SUPPLIED ENTRIES:
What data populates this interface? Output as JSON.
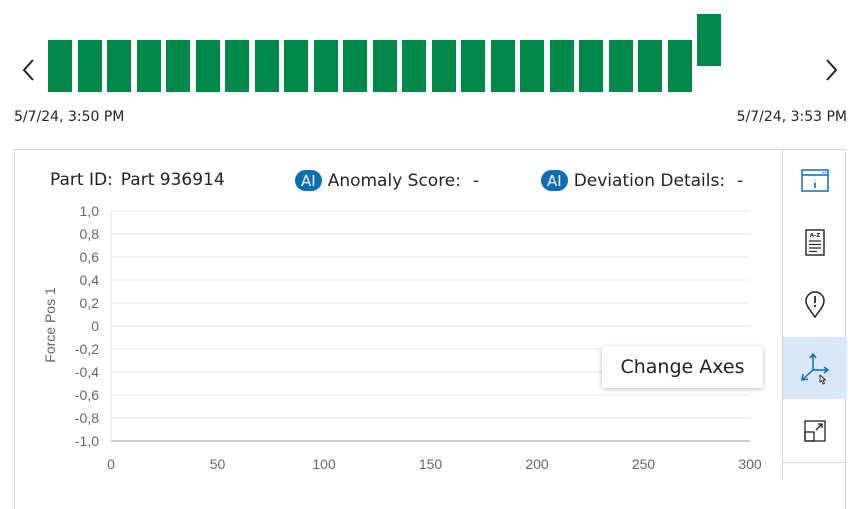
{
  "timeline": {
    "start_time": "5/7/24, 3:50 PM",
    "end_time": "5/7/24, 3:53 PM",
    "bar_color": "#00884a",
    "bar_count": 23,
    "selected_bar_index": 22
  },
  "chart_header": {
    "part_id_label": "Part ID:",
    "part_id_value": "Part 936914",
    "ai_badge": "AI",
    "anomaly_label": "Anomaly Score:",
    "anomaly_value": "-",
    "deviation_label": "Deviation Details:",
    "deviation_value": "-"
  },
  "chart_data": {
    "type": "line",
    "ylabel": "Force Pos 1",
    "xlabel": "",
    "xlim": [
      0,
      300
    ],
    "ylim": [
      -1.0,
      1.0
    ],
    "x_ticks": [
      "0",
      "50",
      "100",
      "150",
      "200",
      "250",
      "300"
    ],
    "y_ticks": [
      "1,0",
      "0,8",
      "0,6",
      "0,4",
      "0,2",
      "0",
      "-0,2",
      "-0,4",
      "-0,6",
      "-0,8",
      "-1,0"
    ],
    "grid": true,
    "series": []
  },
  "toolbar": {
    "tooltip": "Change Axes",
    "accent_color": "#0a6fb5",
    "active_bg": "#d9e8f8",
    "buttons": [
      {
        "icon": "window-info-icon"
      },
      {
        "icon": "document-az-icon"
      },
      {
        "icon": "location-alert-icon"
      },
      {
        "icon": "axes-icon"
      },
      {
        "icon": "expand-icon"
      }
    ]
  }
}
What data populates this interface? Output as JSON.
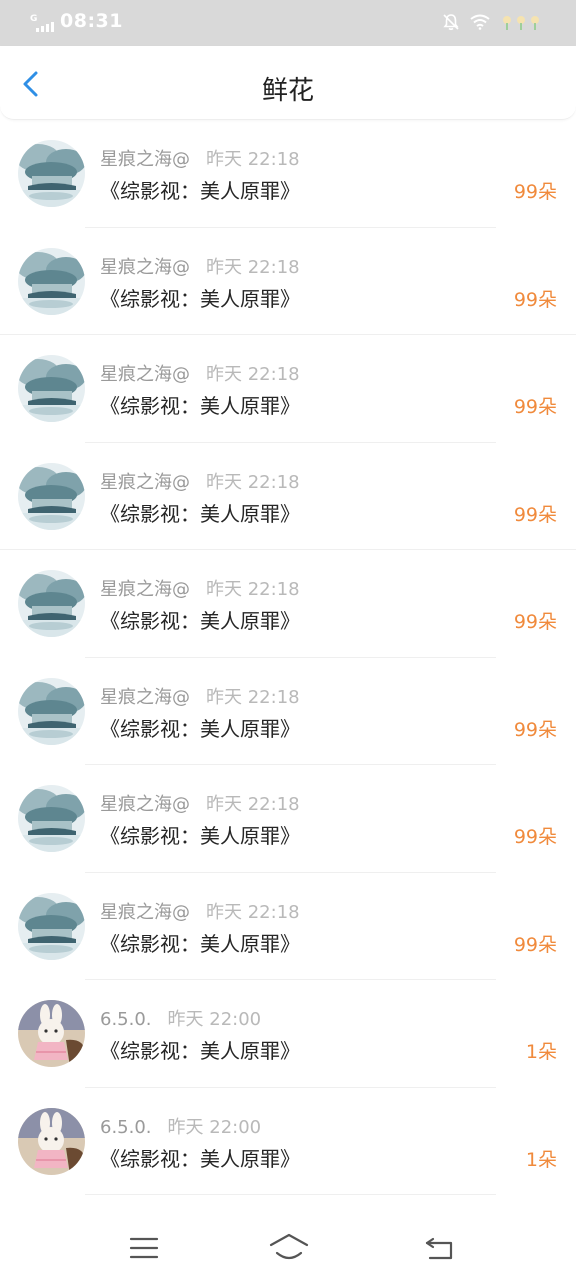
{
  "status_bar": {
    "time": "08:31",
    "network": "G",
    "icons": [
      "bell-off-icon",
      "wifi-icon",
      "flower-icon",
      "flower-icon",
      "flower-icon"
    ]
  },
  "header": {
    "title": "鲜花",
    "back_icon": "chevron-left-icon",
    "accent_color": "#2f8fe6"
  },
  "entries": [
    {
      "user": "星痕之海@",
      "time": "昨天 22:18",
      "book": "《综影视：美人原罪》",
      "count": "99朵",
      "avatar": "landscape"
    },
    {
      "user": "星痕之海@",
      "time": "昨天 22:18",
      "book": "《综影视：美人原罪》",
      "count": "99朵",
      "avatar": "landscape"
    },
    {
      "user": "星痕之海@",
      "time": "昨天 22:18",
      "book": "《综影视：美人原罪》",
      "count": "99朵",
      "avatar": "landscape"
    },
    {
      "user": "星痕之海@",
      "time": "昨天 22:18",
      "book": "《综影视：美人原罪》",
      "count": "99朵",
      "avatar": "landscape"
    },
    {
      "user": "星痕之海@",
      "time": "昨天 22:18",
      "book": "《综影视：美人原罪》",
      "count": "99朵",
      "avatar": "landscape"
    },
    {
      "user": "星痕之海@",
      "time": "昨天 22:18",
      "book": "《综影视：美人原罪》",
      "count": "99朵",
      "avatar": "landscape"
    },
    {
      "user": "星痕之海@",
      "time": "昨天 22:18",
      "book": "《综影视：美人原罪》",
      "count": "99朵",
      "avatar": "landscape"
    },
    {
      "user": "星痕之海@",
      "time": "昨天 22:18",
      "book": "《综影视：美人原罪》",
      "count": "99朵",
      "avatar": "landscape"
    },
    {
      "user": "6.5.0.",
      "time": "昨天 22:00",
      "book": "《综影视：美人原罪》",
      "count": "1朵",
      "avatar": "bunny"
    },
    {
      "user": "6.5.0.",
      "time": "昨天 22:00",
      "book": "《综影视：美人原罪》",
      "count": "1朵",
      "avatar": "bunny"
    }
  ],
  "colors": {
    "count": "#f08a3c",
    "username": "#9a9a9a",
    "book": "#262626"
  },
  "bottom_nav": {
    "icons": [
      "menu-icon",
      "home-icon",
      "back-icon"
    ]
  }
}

WHAT IS BEING ASKED:
Exclude all images and restate the records above word for word.

RESULT OF THIS TASK:
What data populates this interface? Output as JSON.
{
  "timeline": {
    "start_time": "5/7/24, 3:50 PM",
    "end_time": "5/7/24, 3:53 PM",
    "bar_color": "#00884a",
    "bar_count": 23,
    "selected_bar_index": 22
  },
  "chart_header": {
    "part_id_label": "Part ID:",
    "part_id_value": "Part 936914",
    "ai_badge": "AI",
    "anomaly_label": "Anomaly Score:",
    "anomaly_value": "-",
    "deviation_label": "Deviation Details:",
    "deviation_value": "-"
  },
  "chart_data": {
    "type": "line",
    "ylabel": "Force Pos 1",
    "xlabel": "",
    "xlim": [
      0,
      300
    ],
    "ylim": [
      -1.0,
      1.0
    ],
    "x_ticks": [
      "0",
      "50",
      "100",
      "150",
      "200",
      "250",
      "300"
    ],
    "y_ticks": [
      "1,0",
      "0,8",
      "0,6",
      "0,4",
      "0,2",
      "0",
      "-0,2",
      "-0,4",
      "-0,6",
      "-0,8",
      "-1,0"
    ],
    "grid": true,
    "series": []
  },
  "toolbar": {
    "tooltip": "Change Axes",
    "accent_color": "#0a6fb5",
    "active_bg": "#d9e8f8",
    "buttons": [
      {
        "icon": "window-info-icon"
      },
      {
        "icon": "document-az-icon"
      },
      {
        "icon": "location-alert-icon"
      },
      {
        "icon": "axes-icon"
      },
      {
        "icon": "expand-icon"
      }
    ]
  }
}
What data populates this interface? Output as JSON.
{
  "status_bar": {
    "time": "08:31",
    "network": "G",
    "icons": [
      "bell-off-icon",
      "wifi-icon",
      "flower-icon",
      "flower-icon",
      "flower-icon"
    ]
  },
  "header": {
    "title": "鲜花",
    "back_icon": "chevron-left-icon",
    "accent_color": "#2f8fe6"
  },
  "entries": [
    {
      "user": "星痕之海@",
      "time": "昨天 22:18",
      "book": "《综影视：美人原罪》",
      "count": "99朵",
      "avatar": "landscape"
    },
    {
      "user": "星痕之海@",
      "time": "昨天 22:18",
      "book": "《综影视：美人原罪》",
      "count": "99朵",
      "avatar": "landscape"
    },
    {
      "user": "星痕之海@",
      "time": "昨天 22:18",
      "book": "《综影视：美人原罪》",
      "count": "99朵",
      "avatar": "landscape"
    },
    {
      "user": "星痕之海@",
      "time": "昨天 22:18",
      "book": "《综影视：美人原罪》",
      "count": "99朵",
      "avatar": "landscape"
    },
    {
      "user": "星痕之海@",
      "time": "昨天 22:18",
      "book": "《综影视：美人原罪》",
      "count": "99朵",
      "avatar": "landscape"
    },
    {
      "user": "星痕之海@",
      "time": "昨天 22:18",
      "book": "《综影视：美人原罪》",
      "count": "99朵",
      "avatar": "landscape"
    },
    {
      "user": "星痕之海@",
      "time": "昨天 22:18",
      "book": "《综影视：美人原罪》",
      "count": "99朵",
      "avatar": "landscape"
    },
    {
      "user": "星痕之海@",
      "time": "昨天 22:18",
      "book": "《综影视：美人原罪》",
      "count": "99朵",
      "avatar": "landscape"
    },
    {
      "user": "6.5.0.",
      "time": "昨天 22:00",
      "book": "《综影视：美人原罪》",
      "count": "1朵",
      "avatar": "bunny"
    },
    {
      "user": "6.5.0.",
      "time": "昨天 22:00",
      "book": "《综影视：美人原罪》",
      "count": "1朵",
      "avatar": "bunny"
    }
  ],
  "colors": {
    "count": "#f08a3c",
    "username": "#9a9a9a",
    "book": "#262626"
  },
  "bottom_nav": {
    "icons": [
      "menu-icon",
      "home-icon",
      "back-icon"
    ]
  }
}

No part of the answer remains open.